Hacia la estabilidad cambiaria internacional
Cuando en el ya lejano año 1972 se alcanzaron los primeros acuerdos de flotación conjunta entre las monedas europeas, mediante el establecimiento de unas bandas cuyo objetivo era el conseguir la reducción de los márgenes de fluctuación de las divisas, y que vino a conocerse como la Serpiente Monetaria Europea, se estaban estableciendo sin duda los primeros pilares básicos para lograr una estabilidad cambiaria en los mercados de divisas.
No cabe duda que el comercio internacional precisa de esta estabilidad para continuar avanzando. En efecto, nada más entorpecedor para las transacciones comerciales que una fluctuación constante y notoria de las paridades que se acaba convirtiendo en un extraordinario distorsionador de precios y, lo que es más grave, contra el que la inmensa mayoría de agentes del comercio internacional muy poco o nada pueden hacer.
Para intentar mitigar estas turbulencias, era pues necesario recurrir a acciones y acuerdos supranacionales como la descrita Serpiente Monetaria Europea, que estuvo en vigor hasta 1978, y a la que tomó el relevo, tras su desaparición, el Sistema Monetario Europeo que establecía unas paridades centrales y unas bandas de fluctuación del más/menos 2,5% sobre dicha paridad central y que a través del mecanismo de tipos de cambio, mantiene la estabilidad de los mismos sobre la base de la cooperación recíproca entre los distintos bancos centrales, mecanismo que dura hasta 1992 cuando se firma el Tratado de Maastricht que tiene como objetivo llevarnos, en diferentes fases, hasta la actual moneda única. La estabilidad cambiaria había pues tenido su continuación.
Y llega el mes de enero de 1999, en el que Europa vive una jornada histórica con el nacimiento del euro, que para entonces era aún virtual para nuestros bolsillos, pero totalmente real para los mercados de cambio.
A los pocos días de su salida, concretamente el 5 de enero de aquel año, el recién nacido euro alcanzaba su máximo histórico, cotizando contra el dólar a 1,179, al tiempo que una sensación de euforia recorría los foros políticos europeos. El euro había nacido fuerte. Todo un éxito.
Sin embargo, en los medios exportadores no se pensaba así, pero el rápido desliz a la baja del euro no dio apenas tiempo para profundizar en esos pensamientos.

*Consigna:*
Prosigue el texto sobre la estabilidad cambiaria y el nacimiento del euro a partir de su última oración.

*Datos registrados:*

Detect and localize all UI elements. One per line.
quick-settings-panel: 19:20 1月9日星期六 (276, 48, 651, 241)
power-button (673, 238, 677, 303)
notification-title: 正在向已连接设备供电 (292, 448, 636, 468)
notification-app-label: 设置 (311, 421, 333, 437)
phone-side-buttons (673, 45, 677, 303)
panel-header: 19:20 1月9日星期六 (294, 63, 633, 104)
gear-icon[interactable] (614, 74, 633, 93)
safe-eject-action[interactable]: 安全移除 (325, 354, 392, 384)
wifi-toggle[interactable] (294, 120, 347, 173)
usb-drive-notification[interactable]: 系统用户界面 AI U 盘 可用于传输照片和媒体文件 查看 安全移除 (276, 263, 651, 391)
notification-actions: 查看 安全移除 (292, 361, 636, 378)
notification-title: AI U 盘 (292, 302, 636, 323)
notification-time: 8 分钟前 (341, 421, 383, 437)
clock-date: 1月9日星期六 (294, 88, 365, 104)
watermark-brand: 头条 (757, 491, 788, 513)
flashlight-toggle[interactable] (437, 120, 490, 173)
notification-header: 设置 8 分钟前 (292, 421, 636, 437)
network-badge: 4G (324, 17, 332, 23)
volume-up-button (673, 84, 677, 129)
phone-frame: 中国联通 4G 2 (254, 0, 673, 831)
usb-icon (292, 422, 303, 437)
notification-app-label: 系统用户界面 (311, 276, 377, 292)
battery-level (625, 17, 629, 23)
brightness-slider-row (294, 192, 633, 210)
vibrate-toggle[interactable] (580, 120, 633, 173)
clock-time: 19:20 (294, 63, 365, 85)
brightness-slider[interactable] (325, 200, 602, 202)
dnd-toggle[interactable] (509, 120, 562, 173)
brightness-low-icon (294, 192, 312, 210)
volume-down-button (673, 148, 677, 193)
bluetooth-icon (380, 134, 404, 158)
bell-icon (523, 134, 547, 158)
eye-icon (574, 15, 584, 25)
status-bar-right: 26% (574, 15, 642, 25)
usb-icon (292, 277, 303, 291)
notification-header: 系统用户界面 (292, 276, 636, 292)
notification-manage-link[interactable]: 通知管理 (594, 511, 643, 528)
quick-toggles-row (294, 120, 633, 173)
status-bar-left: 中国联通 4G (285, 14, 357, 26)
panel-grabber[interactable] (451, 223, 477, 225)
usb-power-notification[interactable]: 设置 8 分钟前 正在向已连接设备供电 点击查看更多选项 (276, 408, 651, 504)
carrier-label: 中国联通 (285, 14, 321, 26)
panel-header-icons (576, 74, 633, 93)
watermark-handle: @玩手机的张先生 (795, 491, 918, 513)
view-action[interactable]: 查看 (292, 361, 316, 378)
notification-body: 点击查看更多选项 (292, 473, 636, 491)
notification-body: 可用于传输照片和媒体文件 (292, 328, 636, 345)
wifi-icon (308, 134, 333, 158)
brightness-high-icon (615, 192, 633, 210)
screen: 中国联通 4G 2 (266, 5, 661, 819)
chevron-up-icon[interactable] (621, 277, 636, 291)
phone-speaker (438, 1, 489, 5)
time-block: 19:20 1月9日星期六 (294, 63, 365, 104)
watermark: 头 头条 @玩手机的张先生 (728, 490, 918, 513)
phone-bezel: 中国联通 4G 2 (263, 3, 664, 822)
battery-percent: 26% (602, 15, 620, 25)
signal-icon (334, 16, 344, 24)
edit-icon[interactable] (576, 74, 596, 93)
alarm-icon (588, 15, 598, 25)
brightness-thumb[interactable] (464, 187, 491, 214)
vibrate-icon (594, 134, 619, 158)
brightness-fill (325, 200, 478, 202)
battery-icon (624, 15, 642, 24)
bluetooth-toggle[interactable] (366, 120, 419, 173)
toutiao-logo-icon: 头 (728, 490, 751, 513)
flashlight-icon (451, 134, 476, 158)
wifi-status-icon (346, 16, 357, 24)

*Resultado obtenido:*
El 26 de octubre de 2000, nuestra divisa alcanzaba su mínimo histórico frente al dólar, cotizando a sólo 0,8252. Y los papeles comenzaron a invertirse. Preocupación en algunos medios políticos por una posible pérdida de credibilidad en los mercados y euforia exportadora generalizada.
Posteriormente, en enero del pasado año comienza una remontada en la cotización que nos ha llevado a superar nuevamente la paridad 1 a 1 y a volver a invertir los papeles, con preocupación exportadora notable.
Es evidente que quizá estamos echando en falta algún mecanismo supranacional que venga a tomar el relevo de las antiguas Serpiente y Sistema Monetario Europeo, y que en definitiva, lo que estamos es faltos de estabilidad. De ahí los constantes vaivenes, que penalizan y entorpecen los intercambios comerciales mundiales. Sólo que ahora, una vez desaparecidos los papeles estelares de los bancos centrales europeos, estos acuerdos habría que buscarlos entre el BCE y la reserva Federal.
Quizá estemos perdiendo una excelente oportunidad para establecer unas bandas de fluctuación, que partiendo de la paridad central 1, en la que la mayoría de agentes parecen sentirse cómodos, permitan que la cotización del euro/dólar fluctúe entre el 0,95 y el 1,05, márgenes que podrían irse revisando y ajustando en función de los diferenciales de tipos oficiales de interés, reduciéndose cuando los tipos se aproximan o ampliándose cuando se alejan.
De esta forma, el compromiso de intervención de los dos bancos centrales dotarían al sistema de las garantías de estabilidad cambiaria que el comercio internacional precisa.
Dicho de otra forma, por qué no aplicar a nivel de las dos grandes divisas lo que en tiempos pasados nos dio tan buenos resultados en Europa.